### GIVEN REQUEST:
Reproduce each line from the records that holds "étudiants".

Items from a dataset

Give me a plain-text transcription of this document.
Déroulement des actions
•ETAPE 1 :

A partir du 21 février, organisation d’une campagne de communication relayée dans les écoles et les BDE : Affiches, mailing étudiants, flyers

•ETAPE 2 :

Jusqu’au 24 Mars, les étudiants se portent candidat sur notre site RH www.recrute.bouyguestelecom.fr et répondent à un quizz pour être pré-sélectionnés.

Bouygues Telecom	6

### ANSWER FOR THE TASK:
A partir du 21 février, organisation d’une campagne de communication relayée dans les écoles et les BDE : Affiches, mailing étudiants, flyers
Jusqu’au 24 Mars, les étudiants se portent candidat sur notre site RH www.recrute.bouyguestelecom.fr et répondent à un quizz pour être pré-sélectionnés.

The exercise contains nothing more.